Check each line of the listing below for the string "ylabel", and copy the ones that have it.

■ ■ ■

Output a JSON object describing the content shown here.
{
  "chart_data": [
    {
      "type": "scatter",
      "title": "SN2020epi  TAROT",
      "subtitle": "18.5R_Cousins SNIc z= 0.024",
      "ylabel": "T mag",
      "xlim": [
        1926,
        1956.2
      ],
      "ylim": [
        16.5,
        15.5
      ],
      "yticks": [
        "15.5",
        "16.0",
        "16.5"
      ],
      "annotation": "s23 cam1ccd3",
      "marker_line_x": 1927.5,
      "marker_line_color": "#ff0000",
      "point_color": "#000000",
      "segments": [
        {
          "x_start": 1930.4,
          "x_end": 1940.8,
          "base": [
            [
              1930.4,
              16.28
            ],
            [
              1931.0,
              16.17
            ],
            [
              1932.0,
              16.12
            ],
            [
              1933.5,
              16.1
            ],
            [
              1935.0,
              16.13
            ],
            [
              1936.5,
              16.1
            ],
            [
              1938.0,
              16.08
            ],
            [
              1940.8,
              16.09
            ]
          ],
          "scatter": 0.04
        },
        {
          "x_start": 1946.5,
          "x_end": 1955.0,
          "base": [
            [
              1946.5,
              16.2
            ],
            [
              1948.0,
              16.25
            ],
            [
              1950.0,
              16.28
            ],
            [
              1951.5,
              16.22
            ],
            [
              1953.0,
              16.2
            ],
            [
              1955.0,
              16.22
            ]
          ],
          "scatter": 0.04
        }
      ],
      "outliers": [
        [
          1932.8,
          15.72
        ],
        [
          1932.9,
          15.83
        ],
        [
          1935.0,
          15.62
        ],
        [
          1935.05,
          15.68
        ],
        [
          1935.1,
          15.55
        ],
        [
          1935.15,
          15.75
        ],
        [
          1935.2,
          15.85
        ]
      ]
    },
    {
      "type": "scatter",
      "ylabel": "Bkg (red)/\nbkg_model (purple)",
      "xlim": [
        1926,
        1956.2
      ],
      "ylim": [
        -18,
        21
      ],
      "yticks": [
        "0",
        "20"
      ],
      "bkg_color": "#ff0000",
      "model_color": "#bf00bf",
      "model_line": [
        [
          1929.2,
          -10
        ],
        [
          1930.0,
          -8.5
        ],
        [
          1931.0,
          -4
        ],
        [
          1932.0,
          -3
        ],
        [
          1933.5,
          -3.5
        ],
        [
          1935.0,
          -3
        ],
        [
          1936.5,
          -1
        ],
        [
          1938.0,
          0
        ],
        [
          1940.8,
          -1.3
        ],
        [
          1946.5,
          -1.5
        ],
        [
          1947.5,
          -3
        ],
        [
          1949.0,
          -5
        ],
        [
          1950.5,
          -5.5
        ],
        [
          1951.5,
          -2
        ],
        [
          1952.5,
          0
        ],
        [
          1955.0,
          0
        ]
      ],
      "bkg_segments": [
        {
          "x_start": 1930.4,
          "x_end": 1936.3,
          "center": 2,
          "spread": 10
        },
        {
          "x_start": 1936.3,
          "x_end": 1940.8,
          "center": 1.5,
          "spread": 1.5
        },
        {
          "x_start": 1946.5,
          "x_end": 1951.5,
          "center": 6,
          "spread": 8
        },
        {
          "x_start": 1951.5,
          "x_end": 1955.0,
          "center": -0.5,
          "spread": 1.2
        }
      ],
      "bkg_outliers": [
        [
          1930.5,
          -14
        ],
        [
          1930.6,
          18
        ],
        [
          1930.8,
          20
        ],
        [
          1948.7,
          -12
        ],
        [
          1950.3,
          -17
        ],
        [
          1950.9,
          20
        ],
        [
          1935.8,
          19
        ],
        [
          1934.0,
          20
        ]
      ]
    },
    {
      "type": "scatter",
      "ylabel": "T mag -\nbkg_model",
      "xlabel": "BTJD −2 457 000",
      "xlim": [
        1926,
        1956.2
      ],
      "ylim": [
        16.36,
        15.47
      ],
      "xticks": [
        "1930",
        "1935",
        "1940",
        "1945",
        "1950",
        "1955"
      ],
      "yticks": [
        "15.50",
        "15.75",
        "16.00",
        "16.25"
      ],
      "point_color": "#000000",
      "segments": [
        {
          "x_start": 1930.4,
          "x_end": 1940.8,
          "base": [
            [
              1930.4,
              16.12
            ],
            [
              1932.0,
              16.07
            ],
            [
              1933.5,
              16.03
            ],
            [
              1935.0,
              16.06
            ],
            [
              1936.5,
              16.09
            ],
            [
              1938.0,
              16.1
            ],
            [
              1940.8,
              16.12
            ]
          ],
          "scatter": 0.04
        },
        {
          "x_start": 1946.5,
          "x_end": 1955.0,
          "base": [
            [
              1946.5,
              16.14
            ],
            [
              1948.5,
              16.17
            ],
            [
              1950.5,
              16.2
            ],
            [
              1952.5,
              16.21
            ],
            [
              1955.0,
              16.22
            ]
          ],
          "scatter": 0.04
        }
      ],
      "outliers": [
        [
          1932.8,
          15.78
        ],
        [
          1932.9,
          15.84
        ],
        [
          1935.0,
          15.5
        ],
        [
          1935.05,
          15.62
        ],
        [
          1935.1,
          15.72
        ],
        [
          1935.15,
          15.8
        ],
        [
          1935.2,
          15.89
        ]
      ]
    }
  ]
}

■ ■ ■

## Expected answer
      "ylabel": "T mag",
      "ylabel": "Bkg (red)/\nbkg_model (purple)",
      "ylabel": "T mag -\nbkg_model",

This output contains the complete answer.